Start PROVIDED ENTRIES

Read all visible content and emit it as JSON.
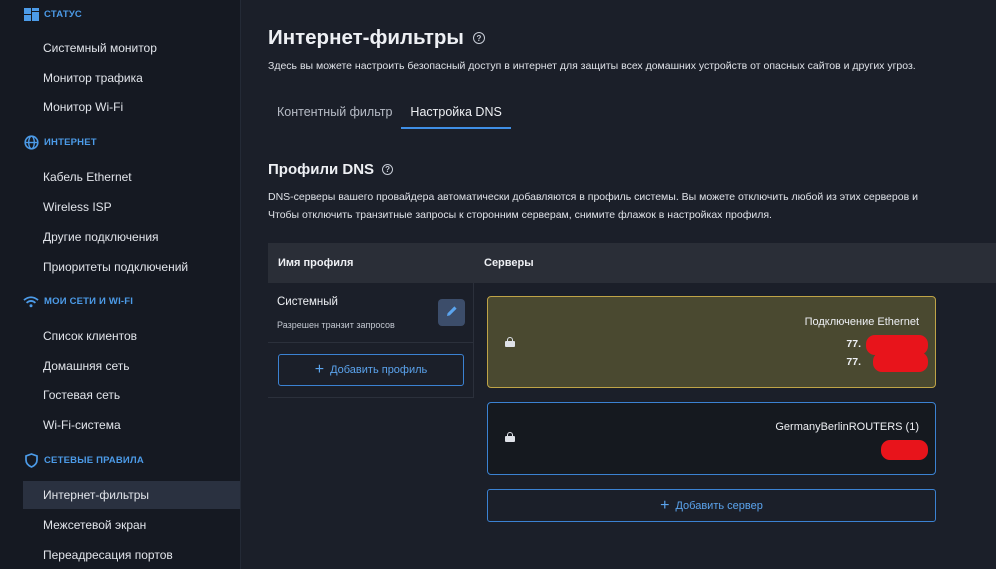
{
  "sidebar": {
    "sections": [
      {
        "title": "СТАТУС",
        "icon": "dashboard-icon",
        "items": [
          "Системный монитор",
          "Монитор трафика",
          "Монитор Wi-Fi"
        ]
      },
      {
        "title": "ИНТЕРНЕТ",
        "icon": "globe-icon",
        "items": [
          "Кабель Ethernet",
          "Wireless ISP",
          "Другие подключения",
          "Приоритеты подключений"
        ]
      },
      {
        "title": "МОИ СЕТИ И WI-FI",
        "icon": "wifi-icon",
        "items": [
          "Список клиентов",
          "Домашняя сеть",
          "Гостевая сеть",
          "Wi-Fi-система"
        ]
      },
      {
        "title": "СЕТЕВЫЕ ПРАВИЛА",
        "icon": "shield-icon",
        "items": [
          "Интернет-фильтры",
          "Межсетевой экран",
          "Переадресация портов"
        ]
      }
    ],
    "active_item": "Интернет-фильтры",
    "accent_color": "#4c9be8"
  },
  "page": {
    "title": "Интернет-фильтры",
    "description": "Здесь вы можете настроить безопасный доступ в интернет для защиты всех домашних устройств от опасных сайтов и других угроз.",
    "tabs": [
      "Контентный фильтр",
      "Настройка DNS"
    ],
    "active_tab": "Настройка DNS"
  },
  "dns_profiles": {
    "title": "Профили DNS",
    "desc_line1": "DNS-серверы вашего провайдера автоматически добавляются в профиль системы. Вы можете отключить любой из этих серверов и",
    "desc_line2": "Чтобы отключить транзитные запросы к сторонним серверам, снимите флажок в настройках профиля.",
    "col_name": "Имя профиля",
    "col_servers": "Серверы",
    "profile": {
      "name": "Системный",
      "subtitle": "Разрешен транзит запросов"
    },
    "add_profile_label": "Добавить профиль",
    "servers": [
      {
        "title": "Подключение Ethernet",
        "ips": [
          "77.",
          "77."
        ],
        "locked": true,
        "highlight_color": "#bfa447"
      },
      {
        "title": "GermanyBerlinROUTERS (1)",
        "ips": [],
        "locked": true
      }
    ],
    "add_server_label": "Добавить сервер"
  }
}
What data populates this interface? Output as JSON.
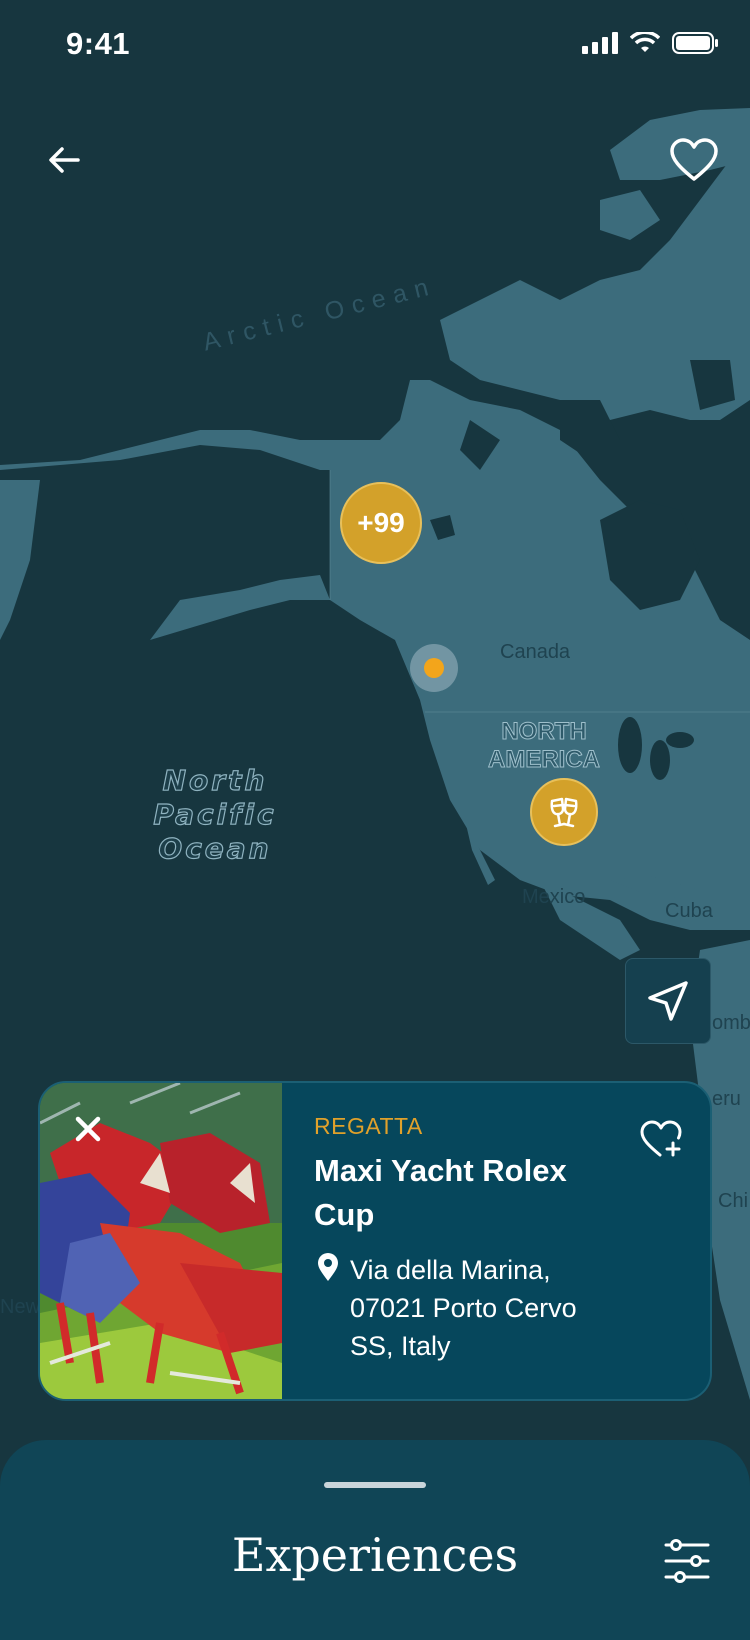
{
  "status_bar": {
    "time": "9:41"
  },
  "map": {
    "ocean_arctic": "Arctic Ocean",
    "ocean_pacific": "North\nPacific\nOcean",
    "continent": "NORTH\nAMERICA",
    "countries": {
      "canada": "Canada",
      "mexico": "Mexico",
      "cuba": "Cuba",
      "colombia": "omb",
      "peru": "eru",
      "chile": "Chi",
      "new": "New"
    },
    "cluster_count": "+99"
  },
  "event_card": {
    "category": "REGATTA",
    "title": "Maxi Yacht Rolex Cup",
    "address": "Via della Marina,\n07021 Porto Cervo\nSS, Italy"
  },
  "bottom_sheet": {
    "title": "Experiences"
  },
  "colors": {
    "accent_gold": "#d3a12a",
    "map_water": "#17363f",
    "map_land": "#3c6c7c",
    "card_bg": "#06475c"
  },
  "icons": [
    "back-arrow-icon",
    "heart-icon",
    "champagne-glasses-icon",
    "navigation-arrow-icon",
    "close-icon",
    "heart-plus-icon",
    "location-pin-icon",
    "filter-sliders-icon"
  ]
}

End PROVIDED ENTRIES

**REQUIREMENT:**
Look over the material above and show each line where "можете" appears.

**SOLUTION FOR THIS EXERCISE:**
    "description": "Здесь вы можете настроить безопасный доступ в интернет для защиты всех домашних устройств от опасных сайтов и других угроз.",
    "desc_line1": "DNS-серверы вашего провайдера автоматически добавляются в профиль системы. Вы можете отключить любой из этих серверов и",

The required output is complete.